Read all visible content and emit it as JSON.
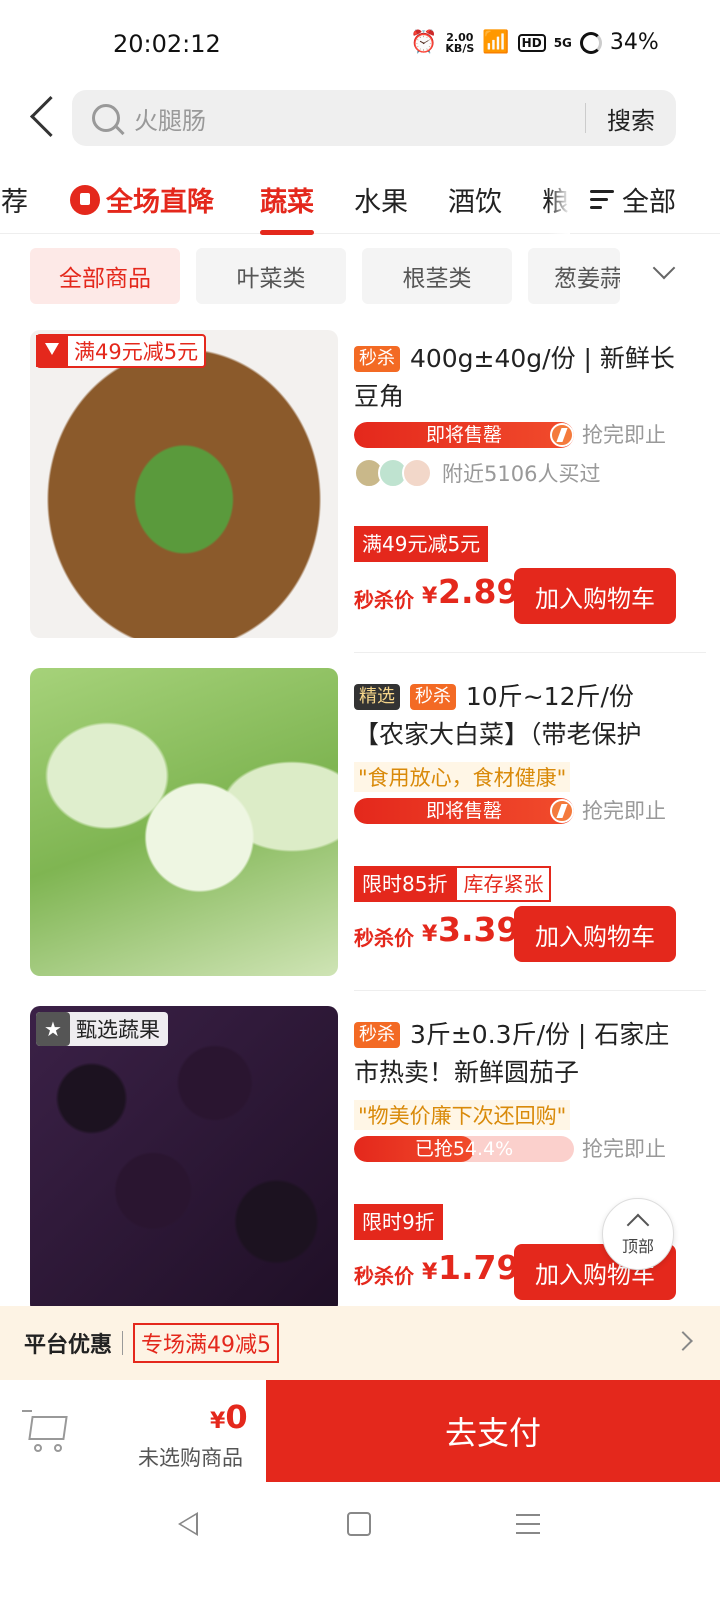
{
  "status_bar": {
    "time": "20:02:12",
    "speed_value": "2.00",
    "speed_unit": "KB/S",
    "hd": "HD",
    "network": "5G",
    "battery": "34%"
  },
  "search": {
    "placeholder": "火腿肠",
    "button": "搜索"
  },
  "tabs": {
    "items": [
      "推荐",
      "全场直降",
      "蔬菜",
      "水果",
      "酒饮",
      "粮"
    ],
    "active": "蔬菜",
    "all_label": "全部"
  },
  "chips": {
    "items": [
      "全部商品",
      "叶菜类",
      "根茎类",
      "葱姜蒜"
    ],
    "active": "全部商品"
  },
  "products": [
    {
      "badges": [
        "秒杀"
      ],
      "title": "400g±40g/份 | 新鲜长豆角",
      "image_tag": "满49元减5元",
      "progress_text": "即将售罄",
      "progress": 1.0,
      "hint": "抢完即止",
      "buyers_text": "附近5106人买过",
      "coupons": [
        "满49元减5元"
      ],
      "price_label": "秒杀价",
      "currency": "¥",
      "price": "2.89",
      "add_label": "加入购物车"
    },
    {
      "badges": [
        "精选",
        "秒杀"
      ],
      "title": "10斤~12斤/份【农家大白菜】（带老保护",
      "slogan": "\"食用放心，食材健康\"",
      "progress_text": "即将售罄",
      "progress": 1.0,
      "hint": "抢完即止",
      "coupons": [
        "限时85折",
        "库存紧张"
      ],
      "price_label": "秒杀价",
      "currency": "¥",
      "price": "3.39",
      "add_label": "加入购物车"
    },
    {
      "badges": [
        "秒杀"
      ],
      "title": "3斤±0.3斤/份 | 石家庄市热卖！新鲜圆茄子",
      "image_tag": "甄选蔬果",
      "slogan": "\"物美价廉下次还回购\"",
      "progress_text": "已抢54.4%",
      "progress": 0.544,
      "hint": "抢完即止",
      "coupons": [
        "限时9折"
      ],
      "price_label": "秒杀价",
      "currency": "¥",
      "price": "1.79",
      "add_label": "加入购物车"
    }
  ],
  "back_to_top": "顶部",
  "platform": {
    "title": "平台优惠",
    "coupon": "专场满49减5"
  },
  "cart": {
    "currency": "¥",
    "total": "0",
    "status": "未选购商品",
    "pay_label": "去支付"
  },
  "colors": {
    "accent": "#e4281c",
    "seckill_badge": "#f36a24",
    "platform_bg": "#fdf3e4"
  }
}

* [The task]:
All records above are to be printed exactly, minus the pictures they contain.

* [Answer to the exercise]:
Read all visible content and emit it as JSON.
{
  "status_bar": {
    "time": "20:02:12",
    "speed_value": "2.00",
    "speed_unit": "KB/S",
    "hd": "HD",
    "network": "5G",
    "battery": "34%"
  },
  "search": {
    "placeholder": "火腿肠",
    "button": "搜索"
  },
  "tabs": {
    "items": [
      "推荐",
      "全场直降",
      "蔬菜",
      "水果",
      "酒饮",
      "粮"
    ],
    "active": "蔬菜",
    "all_label": "全部"
  },
  "chips": {
    "items": [
      "全部商品",
      "叶菜类",
      "根茎类",
      "葱姜蒜"
    ],
    "active": "全部商品"
  },
  "products": [
    {
      "badges": [
        "秒杀"
      ],
      "title": "400g±40g/份 | 新鲜长豆角",
      "image_tag": "满49元减5元",
      "progress_text": "即将售罄",
      "progress": 1.0,
      "hint": "抢完即止",
      "buyers_text": "附近5106人买过",
      "coupons": [
        "满49元减5元"
      ],
      "price_label": "秒杀价",
      "currency": "¥",
      "price": "2.89",
      "add_label": "加入购物车"
    },
    {
      "badges": [
        "精选",
        "秒杀"
      ],
      "title": "10斤~12斤/份【农家大白菜】（带老保护",
      "slogan": "\"食用放心，食材健康\"",
      "progress_text": "即将售罄",
      "progress": 1.0,
      "hint": "抢完即止",
      "coupons": [
        "限时85折",
        "库存紧张"
      ],
      "price_label": "秒杀价",
      "currency": "¥",
      "price": "3.39",
      "add_label": "加入购物车"
    },
    {
      "badges": [
        "秒杀"
      ],
      "title": "3斤±0.3斤/份 | 石家庄市热卖！新鲜圆茄子",
      "image_tag": "甄选蔬果",
      "slogan": "\"物美价廉下次还回购\"",
      "progress_text": "已抢54.4%",
      "progress": 0.544,
      "hint": "抢完即止",
      "coupons": [
        "限时9折"
      ],
      "price_label": "秒杀价",
      "currency": "¥",
      "price": "1.79",
      "add_label": "加入购物车"
    }
  ],
  "back_to_top": "顶部",
  "platform": {
    "title": "平台优惠",
    "coupon": "专场满49减5"
  },
  "cart": {
    "currency": "¥",
    "total": "0",
    "status": "未选购商品",
    "pay_label": "去支付"
  },
  "colors": {
    "accent": "#e4281c",
    "seckill_badge": "#f36a24",
    "platform_bg": "#fdf3e4"
  }
}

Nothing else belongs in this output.